[Task brief]: Every record should be written out exactly, with the pictures left out.

[Dataset excerpts]:

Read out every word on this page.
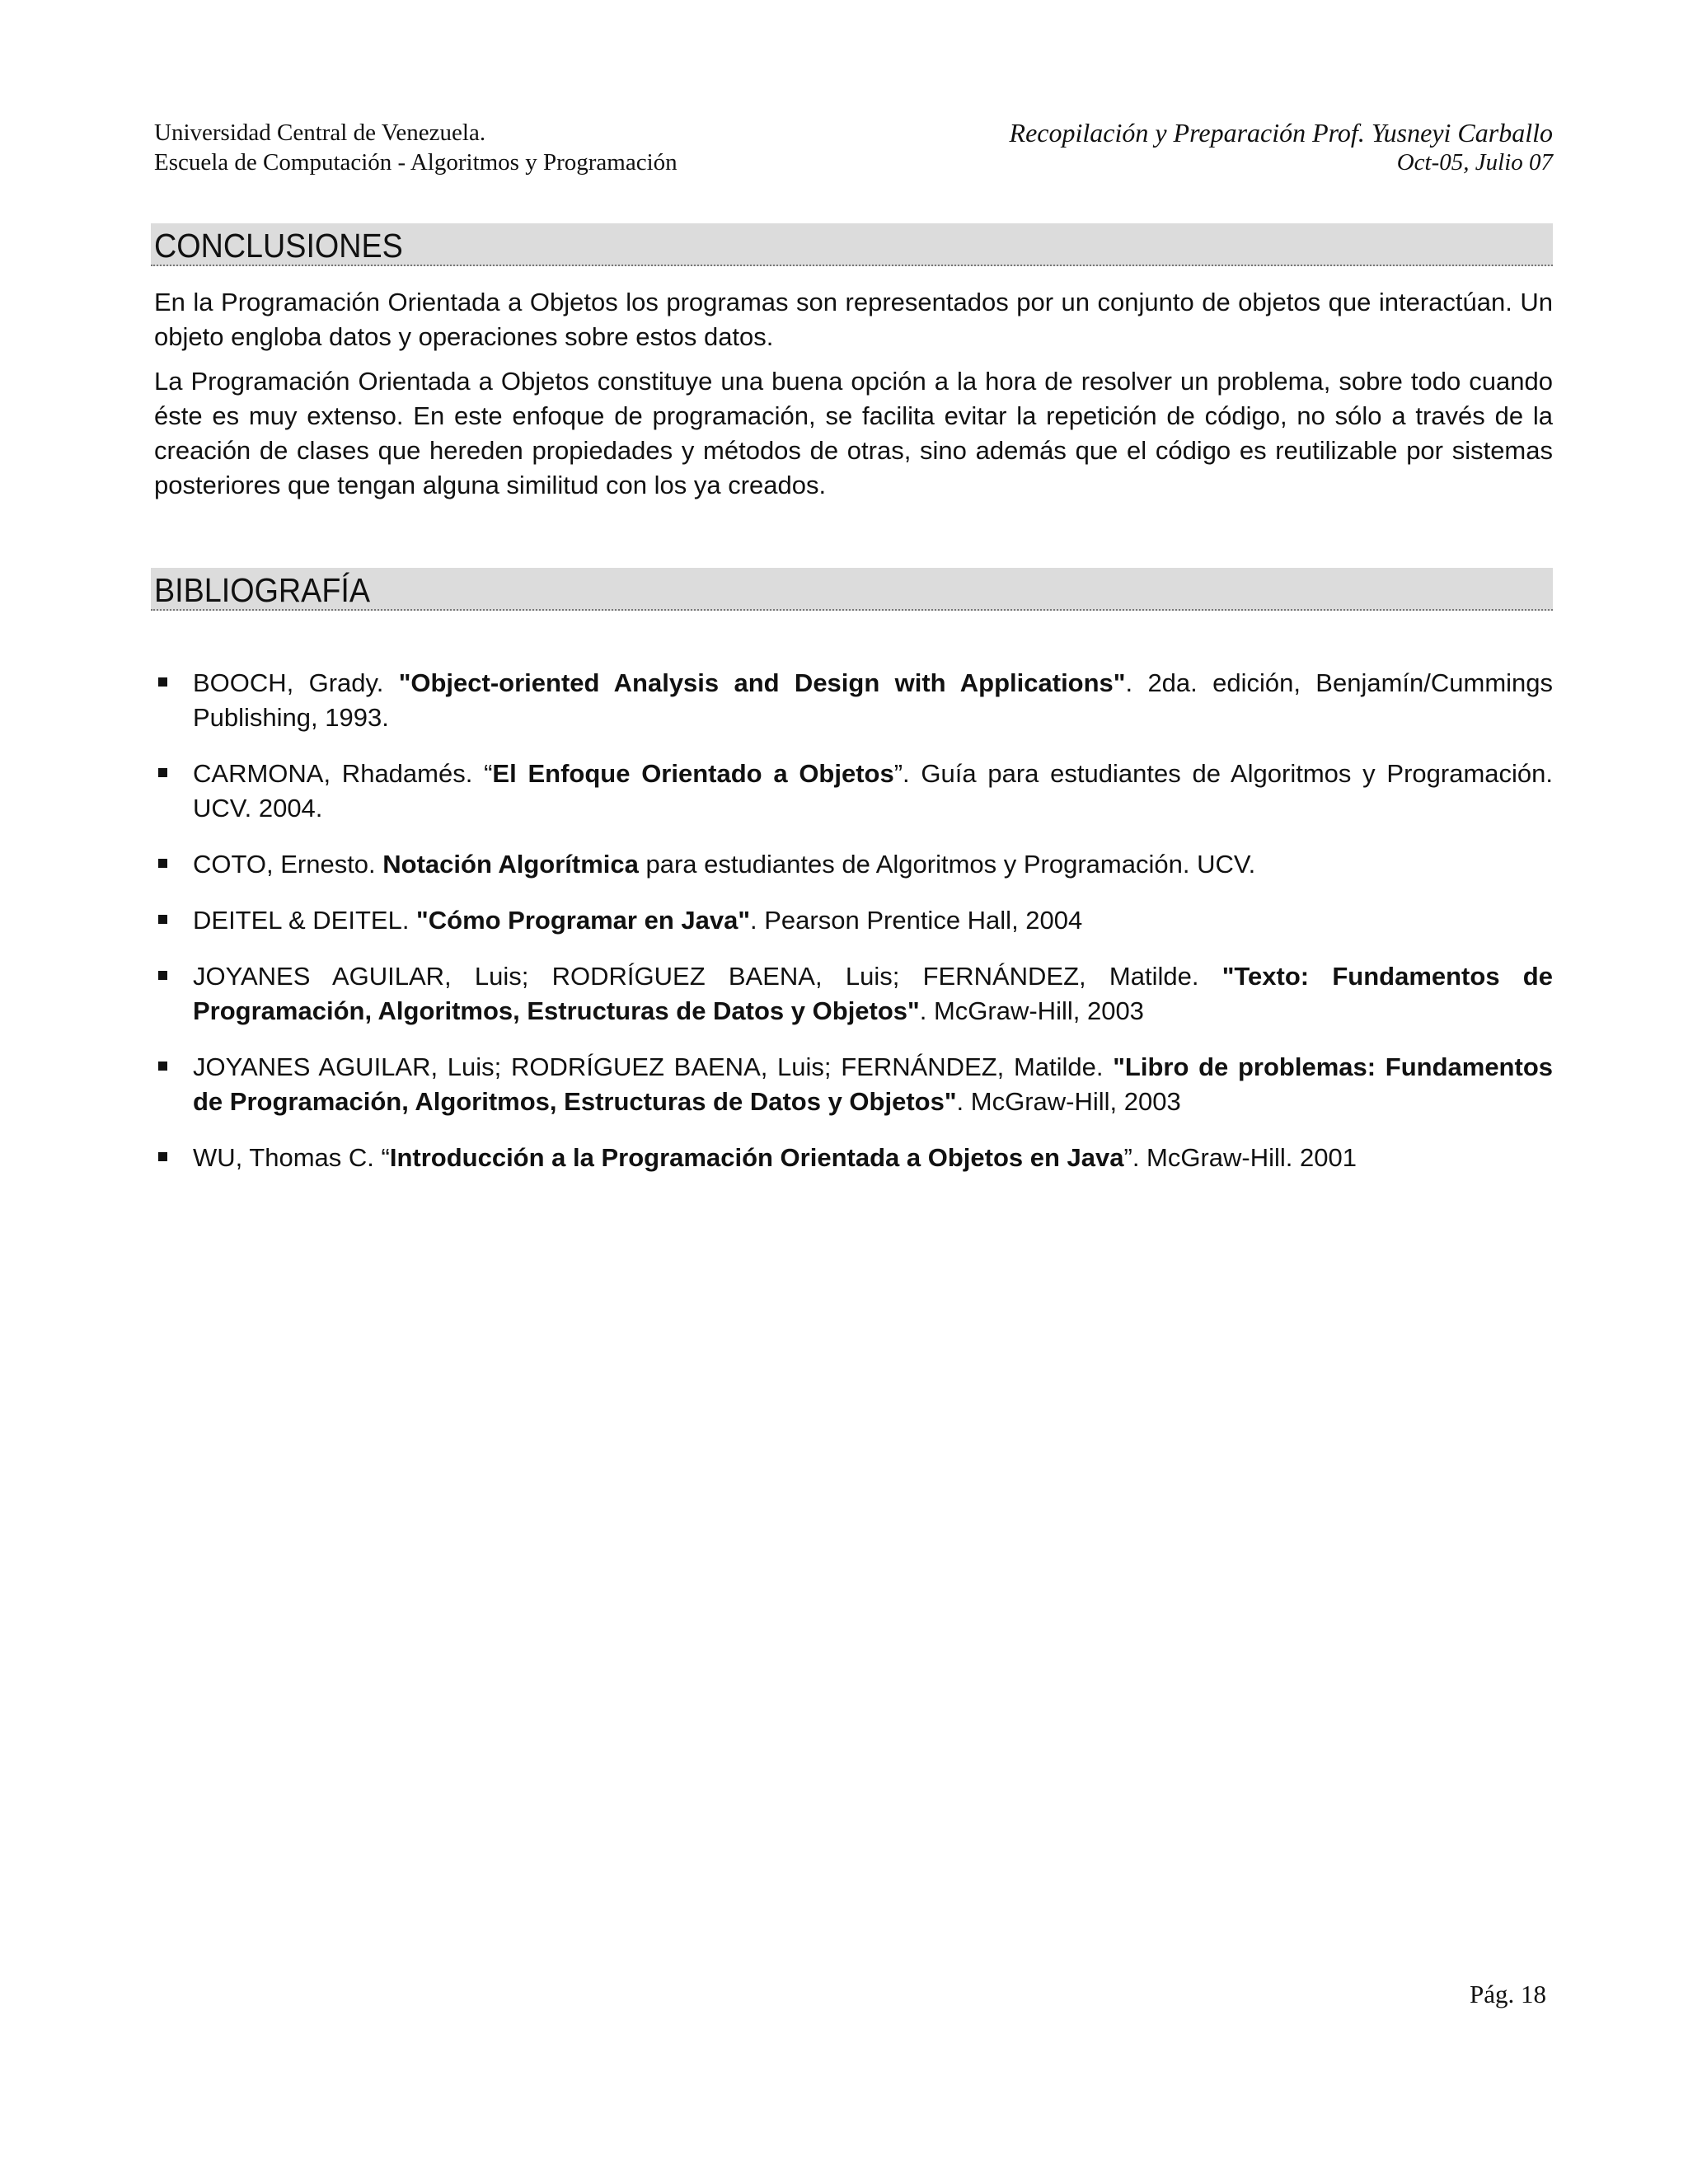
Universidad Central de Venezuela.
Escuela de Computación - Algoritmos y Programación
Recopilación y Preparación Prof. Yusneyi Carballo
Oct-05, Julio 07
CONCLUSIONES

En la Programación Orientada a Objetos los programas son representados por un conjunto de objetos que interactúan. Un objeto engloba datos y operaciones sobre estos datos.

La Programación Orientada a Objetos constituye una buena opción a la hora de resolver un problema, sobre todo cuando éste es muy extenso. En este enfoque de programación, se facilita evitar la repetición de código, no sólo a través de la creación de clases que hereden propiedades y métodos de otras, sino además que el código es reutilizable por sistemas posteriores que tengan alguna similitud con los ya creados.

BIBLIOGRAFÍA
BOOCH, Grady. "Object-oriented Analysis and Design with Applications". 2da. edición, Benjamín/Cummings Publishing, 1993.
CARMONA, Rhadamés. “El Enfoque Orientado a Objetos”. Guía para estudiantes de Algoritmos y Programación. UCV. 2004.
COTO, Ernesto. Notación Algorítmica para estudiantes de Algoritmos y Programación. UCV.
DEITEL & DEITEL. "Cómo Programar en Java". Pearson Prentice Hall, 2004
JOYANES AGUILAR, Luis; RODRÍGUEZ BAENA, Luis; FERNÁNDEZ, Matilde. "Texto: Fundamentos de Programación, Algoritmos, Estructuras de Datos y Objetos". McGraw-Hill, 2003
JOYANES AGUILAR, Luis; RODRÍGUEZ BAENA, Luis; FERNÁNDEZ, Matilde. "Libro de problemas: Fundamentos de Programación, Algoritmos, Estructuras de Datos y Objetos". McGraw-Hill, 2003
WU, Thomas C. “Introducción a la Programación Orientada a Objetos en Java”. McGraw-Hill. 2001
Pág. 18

[Exercise answer]:
Read out every word on this page.
Universidad Central de Venezuela.
Escuela de Computación - Algoritmos y Programación
Recopilación y Preparación Prof. Yusneyi Carballo
Oct-05, Julio 07
CONCLUSIONES

En la Programación Orientada a Objetos los programas son representados por un conjunto de objetos que interactúan. Un objeto engloba datos y operaciones sobre estos datos.

La Programación Orientada a Objetos constituye una buena opción a la hora de resolver un problema, sobre todo cuando éste es muy extenso. En este enfoque de programación, se facilita evitar la repetición de código, no sólo a través de la creación de clases que hereden propiedades y métodos de otras, sino además que el código es reutilizable por sistemas posteriores que tengan alguna similitud con los ya creados.

BIBLIOGRAFÍA
BOOCH, Grady. "Object-oriented Analysis and Design with Applications". 2da. edición, Benjamín/Cummings Publishing, 1993.
CARMONA, Rhadamés. “El Enfoque Orientado a Objetos”. Guía para estudiantes de Algoritmos y Programación. UCV. 2004.
COTO, Ernesto. Notación Algorítmica para estudiantes de Algoritmos y Programación. UCV.
DEITEL & DEITEL. "Cómo Programar en Java". Pearson Prentice Hall, 2004
JOYANES AGUILAR, Luis; RODRÍGUEZ BAENA, Luis; FERNÁNDEZ, Matilde. "Texto: Fundamentos de Programación, Algoritmos, Estructuras de Datos y Objetos". McGraw-Hill, 2003
JOYANES AGUILAR, Luis; RODRÍGUEZ BAENA, Luis; FERNÁNDEZ, Matilde. "Libro de problemas: Fundamentos de Programación, Algoritmos, Estructuras de Datos y Objetos". McGraw-Hill, 2003
WU, Thomas C. “Introducción a la Programación Orientada a Objetos en Java”. McGraw-Hill. 2001
Pág. 18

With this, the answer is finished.